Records
+--
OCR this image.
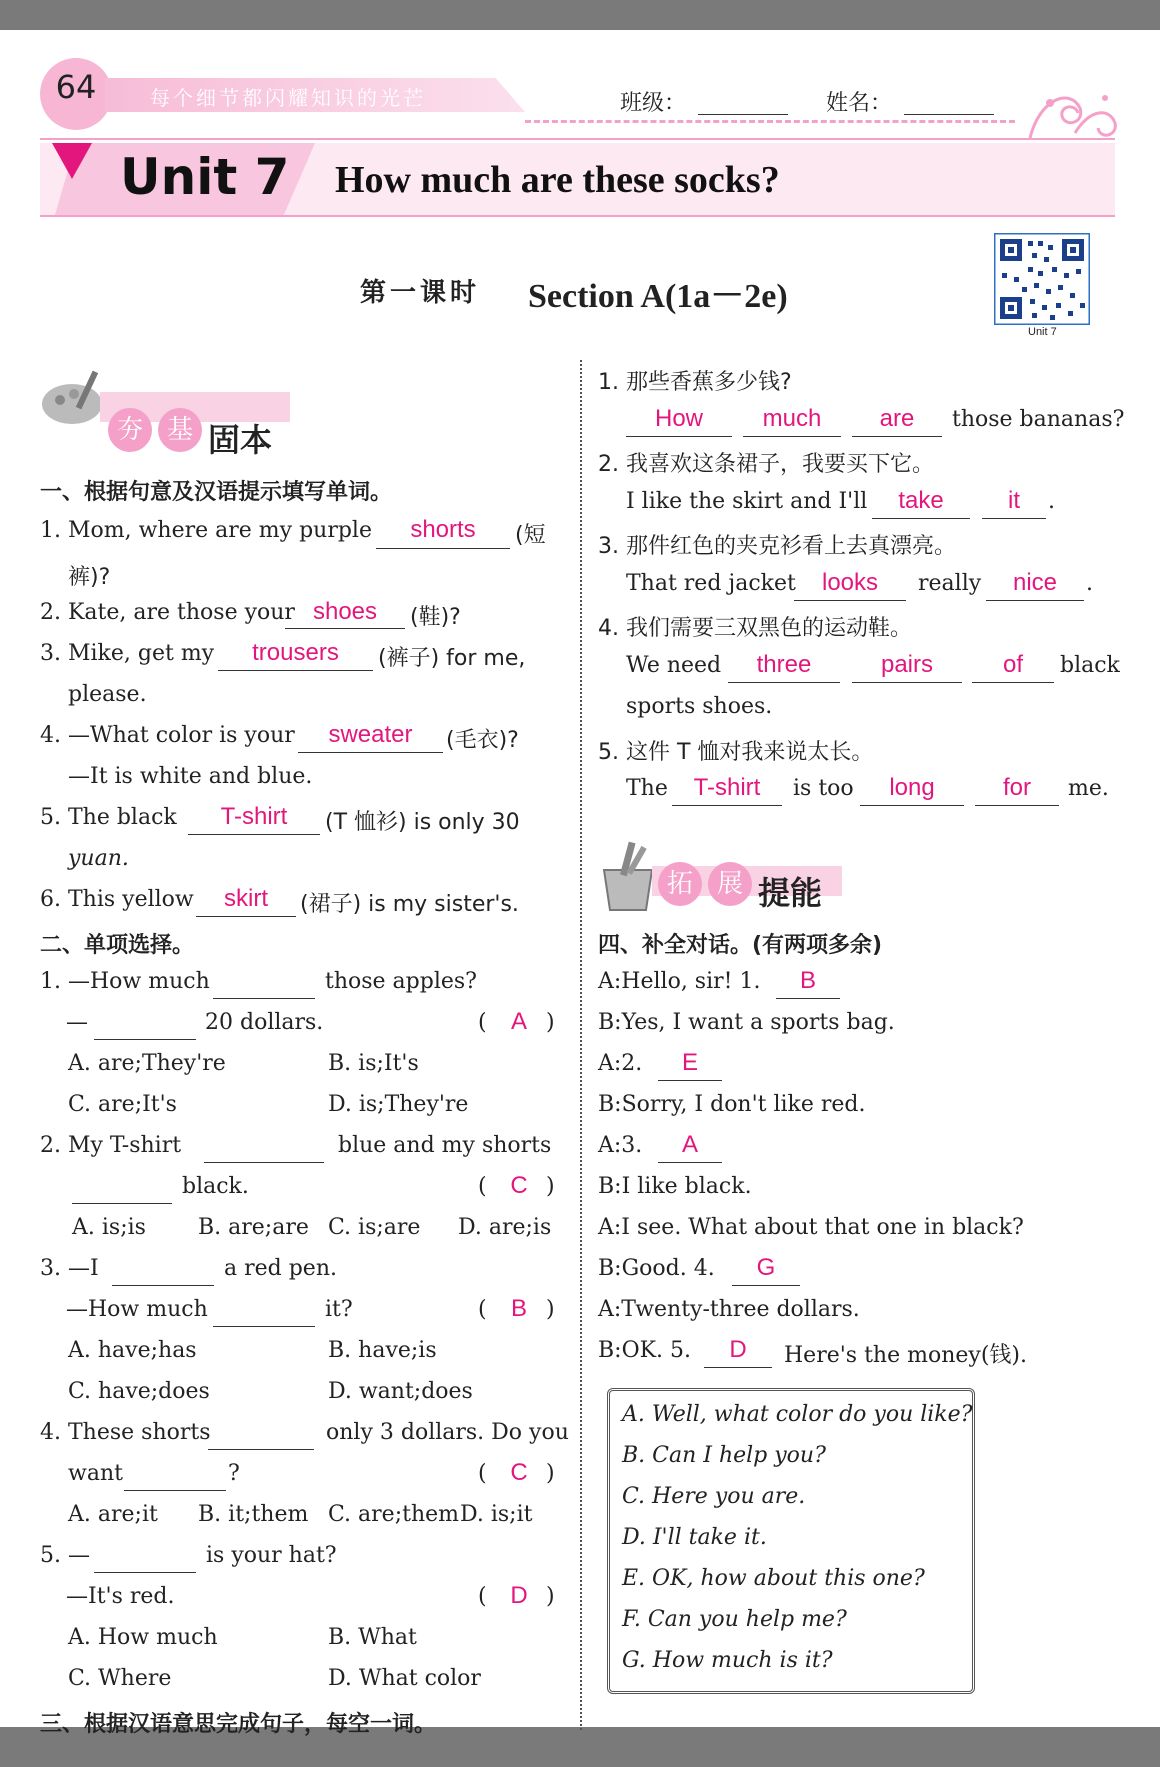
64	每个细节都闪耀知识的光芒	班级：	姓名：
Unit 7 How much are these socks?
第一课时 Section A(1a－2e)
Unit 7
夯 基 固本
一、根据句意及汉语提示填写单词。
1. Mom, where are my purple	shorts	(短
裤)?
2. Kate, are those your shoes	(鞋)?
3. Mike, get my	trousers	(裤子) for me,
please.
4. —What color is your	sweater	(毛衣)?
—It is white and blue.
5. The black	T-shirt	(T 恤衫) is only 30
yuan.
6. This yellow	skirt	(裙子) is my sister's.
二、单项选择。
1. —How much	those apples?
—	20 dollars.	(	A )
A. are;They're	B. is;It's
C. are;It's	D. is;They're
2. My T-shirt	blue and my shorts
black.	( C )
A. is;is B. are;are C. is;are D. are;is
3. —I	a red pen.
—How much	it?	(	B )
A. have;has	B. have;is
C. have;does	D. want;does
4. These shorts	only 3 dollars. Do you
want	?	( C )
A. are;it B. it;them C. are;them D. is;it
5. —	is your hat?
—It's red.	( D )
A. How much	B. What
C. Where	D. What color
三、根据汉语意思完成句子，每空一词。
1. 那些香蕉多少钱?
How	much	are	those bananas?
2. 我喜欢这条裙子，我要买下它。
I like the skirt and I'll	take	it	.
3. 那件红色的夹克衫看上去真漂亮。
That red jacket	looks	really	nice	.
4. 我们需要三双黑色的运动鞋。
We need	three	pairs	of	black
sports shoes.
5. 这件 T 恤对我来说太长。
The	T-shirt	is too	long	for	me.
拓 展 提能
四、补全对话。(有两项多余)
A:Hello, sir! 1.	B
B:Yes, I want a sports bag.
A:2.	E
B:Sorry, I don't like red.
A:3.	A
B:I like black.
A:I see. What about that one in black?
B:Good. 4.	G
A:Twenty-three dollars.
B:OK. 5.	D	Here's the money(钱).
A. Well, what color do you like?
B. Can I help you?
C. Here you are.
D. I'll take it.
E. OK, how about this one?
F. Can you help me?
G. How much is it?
+--
Work to be completed: Can the entries above be repeated exactly, without their pictures?

Result of this task:
OCR this image.
64	每个细节都闪耀知识的光芒	班级：	姓名：
Unit 7 How much are these socks?
第一课时 Section A(1a－2e)
Unit 7
夯 基 固本
一、根据句意及汉语提示填写单词。
1. Mom, where are my purple	shorts	(短
裤)?
2. Kate, are those your shoes	(鞋)?
3. Mike, get my	trousers	(裤子) for me,
please.
4. —What color is your	sweater	(毛衣)?
—It is white and blue.
5. The black	T-shirt	(T 恤衫) is only 30
yuan.
6. This yellow	skirt	(裙子) is my sister's.
二、单项选择。
1. —How much	those apples?
—	20 dollars.	(	A )
A. are;They're	B. is;It's
C. are;It's	D. is;They're
2. My T-shirt	blue and my shorts
black.	( C )
A. is;is B. are;are C. is;are D. are;is
3. —I	a red pen.
—How much	it?	(	B )
A. have;has	B. have;is
C. have;does	D. want;does
4. These shorts	only 3 dollars. Do you
want	?	( C )
A. are;it B. it;them C. are;them D. is;it
5. —	is your hat?
—It's red.	( D )
A. How much	B. What
C. Where	D. What color
三、根据汉语意思完成句子，每空一词。
1. 那些香蕉多少钱?
How	much	are	those bananas?
2. 我喜欢这条裙子，我要买下它。
I like the skirt and I'll	take	it	.
3. 那件红色的夹克衫看上去真漂亮。
That red jacket	looks	really	nice	.
4. 我们需要三双黑色的运动鞋。
We need	three	pairs	of	black
sports shoes.
5. 这件 T 恤对我来说太长。
The	T-shirt	is too	long	for	me.
拓 展 提能
四、补全对话。(有两项多余)
A:Hello, sir! 1.	B
B:Yes, I want a sports bag.
A:2.	E
B:Sorry, I don't like red.
A:3.	A
B:I like black.
A:I see. What about that one in black?
B:Good. 4.	G
A:Twenty-three dollars.
B:OK. 5.	D	Here's the money(钱).
A. Well, what color do you like?
B. Can I help you?
C. Here you are.
D. I'll take it.
E. OK, how about this one?
F. Can you help me?
G. How much is it?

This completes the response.